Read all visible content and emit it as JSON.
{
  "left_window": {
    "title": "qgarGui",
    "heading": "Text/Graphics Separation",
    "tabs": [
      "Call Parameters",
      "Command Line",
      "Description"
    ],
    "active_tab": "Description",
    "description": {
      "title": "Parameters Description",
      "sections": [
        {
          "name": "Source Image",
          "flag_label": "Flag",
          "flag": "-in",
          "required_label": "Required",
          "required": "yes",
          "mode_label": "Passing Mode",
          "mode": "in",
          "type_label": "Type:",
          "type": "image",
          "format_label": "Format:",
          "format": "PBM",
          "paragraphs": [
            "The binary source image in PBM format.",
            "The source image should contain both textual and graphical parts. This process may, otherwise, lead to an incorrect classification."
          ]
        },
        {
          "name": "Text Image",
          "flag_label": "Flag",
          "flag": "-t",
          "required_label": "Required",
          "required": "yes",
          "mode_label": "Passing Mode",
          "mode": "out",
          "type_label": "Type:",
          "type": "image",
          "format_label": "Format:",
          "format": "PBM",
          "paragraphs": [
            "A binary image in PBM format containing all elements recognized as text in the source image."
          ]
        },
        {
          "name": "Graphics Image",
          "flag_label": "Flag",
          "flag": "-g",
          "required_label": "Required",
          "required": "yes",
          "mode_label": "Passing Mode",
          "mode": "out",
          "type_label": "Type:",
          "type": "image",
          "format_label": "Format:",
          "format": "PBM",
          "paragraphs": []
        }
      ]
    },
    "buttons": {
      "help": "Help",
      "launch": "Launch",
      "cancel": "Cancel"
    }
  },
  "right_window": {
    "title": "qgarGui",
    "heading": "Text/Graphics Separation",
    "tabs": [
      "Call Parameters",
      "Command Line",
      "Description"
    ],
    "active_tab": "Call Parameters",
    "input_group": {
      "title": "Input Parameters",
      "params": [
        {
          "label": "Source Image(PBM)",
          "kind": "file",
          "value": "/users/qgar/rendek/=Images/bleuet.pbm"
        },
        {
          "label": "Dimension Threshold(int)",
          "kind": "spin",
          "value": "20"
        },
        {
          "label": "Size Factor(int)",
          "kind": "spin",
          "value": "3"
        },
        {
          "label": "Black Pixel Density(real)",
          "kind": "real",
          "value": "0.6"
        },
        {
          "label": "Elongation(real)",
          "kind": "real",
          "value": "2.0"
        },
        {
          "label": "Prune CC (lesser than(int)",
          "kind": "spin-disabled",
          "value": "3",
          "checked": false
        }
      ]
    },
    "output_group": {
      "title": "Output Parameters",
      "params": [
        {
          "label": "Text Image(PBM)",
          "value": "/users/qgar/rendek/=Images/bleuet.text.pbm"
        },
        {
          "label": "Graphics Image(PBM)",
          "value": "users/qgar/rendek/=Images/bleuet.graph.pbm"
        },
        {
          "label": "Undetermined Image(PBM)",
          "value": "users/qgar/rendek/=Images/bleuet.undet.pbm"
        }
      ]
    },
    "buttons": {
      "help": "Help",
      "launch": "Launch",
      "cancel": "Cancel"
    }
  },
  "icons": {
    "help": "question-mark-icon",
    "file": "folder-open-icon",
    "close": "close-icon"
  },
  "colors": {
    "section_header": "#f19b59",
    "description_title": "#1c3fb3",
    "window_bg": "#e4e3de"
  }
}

### GIVEN EXERCISE
Without leaving anything out, give the entries again exactly.

### FINAL ANSWER
Read all visible content and emit it as JSON.
{
  "left_window": {
    "title": "qgarGui",
    "heading": "Text/Graphics Separation",
    "tabs": [
      "Call Parameters",
      "Command Line",
      "Description"
    ],
    "active_tab": "Description",
    "description": {
      "title": "Parameters Description",
      "sections": [
        {
          "name": "Source Image",
          "flag_label": "Flag",
          "flag": "-in",
          "required_label": "Required",
          "required": "yes",
          "mode_label": "Passing Mode",
          "mode": "in",
          "type_label": "Type:",
          "type": "image",
          "format_label": "Format:",
          "format": "PBM",
          "paragraphs": [
            "The binary source image in PBM format.",
            "The source image should contain both textual and graphical parts. This process may, otherwise, lead to an incorrect classification."
          ]
        },
        {
          "name": "Text Image",
          "flag_label": "Flag",
          "flag": "-t",
          "required_label": "Required",
          "required": "yes",
          "mode_label": "Passing Mode",
          "mode": "out",
          "type_label": "Type:",
          "type": "image",
          "format_label": "Format:",
          "format": "PBM",
          "paragraphs": [
            "A binary image in PBM format containing all elements recognized as text in the source image."
          ]
        },
        {
          "name": "Graphics Image",
          "flag_label": "Flag",
          "flag": "-g",
          "required_label": "Required",
          "required": "yes",
          "mode_label": "Passing Mode",
          "mode": "out",
          "type_label": "Type:",
          "type": "image",
          "format_label": "Format:",
          "format": "PBM",
          "paragraphs": []
        }
      ]
    },
    "buttons": {
      "help": "Help",
      "launch": "Launch",
      "cancel": "Cancel"
    }
  },
  "right_window": {
    "title": "qgarGui",
    "heading": "Text/Graphics Separation",
    "tabs": [
      "Call Parameters",
      "Command Line",
      "Description"
    ],
    "active_tab": "Call Parameters",
    "input_group": {
      "title": "Input Parameters",
      "params": [
        {
          "label": "Source Image(PBM)",
          "kind": "file",
          "value": "/users/qgar/rendek/=Images/bleuet.pbm"
        },
        {
          "label": "Dimension Threshold(int)",
          "kind": "spin",
          "value": "20"
        },
        {
          "label": "Size Factor(int)",
          "kind": "spin",
          "value": "3"
        },
        {
          "label": "Black Pixel Density(real)",
          "kind": "real",
          "value": "0.6"
        },
        {
          "label": "Elongation(real)",
          "kind": "real",
          "value": "2.0"
        },
        {
          "label": "Prune CC (lesser than(int)",
          "kind": "spin-disabled",
          "value": "3",
          "checked": false
        }
      ]
    },
    "output_group": {
      "title": "Output Parameters",
      "params": [
        {
          "label": "Text Image(PBM)",
          "value": "/users/qgar/rendek/=Images/bleuet.text.pbm"
        },
        {
          "label": "Graphics Image(PBM)",
          "value": "users/qgar/rendek/=Images/bleuet.graph.pbm"
        },
        {
          "label": "Undetermined Image(PBM)",
          "value": "users/qgar/rendek/=Images/bleuet.undet.pbm"
        }
      ]
    },
    "buttons": {
      "help": "Help",
      "launch": "Launch",
      "cancel": "Cancel"
    }
  },
  "icons": {
    "help": "question-mark-icon",
    "file": "folder-open-icon",
    "close": "close-icon"
  },
  "colors": {
    "section_header": "#f19b59",
    "description_title": "#1c3fb3",
    "window_bg": "#e4e3de"
  }
}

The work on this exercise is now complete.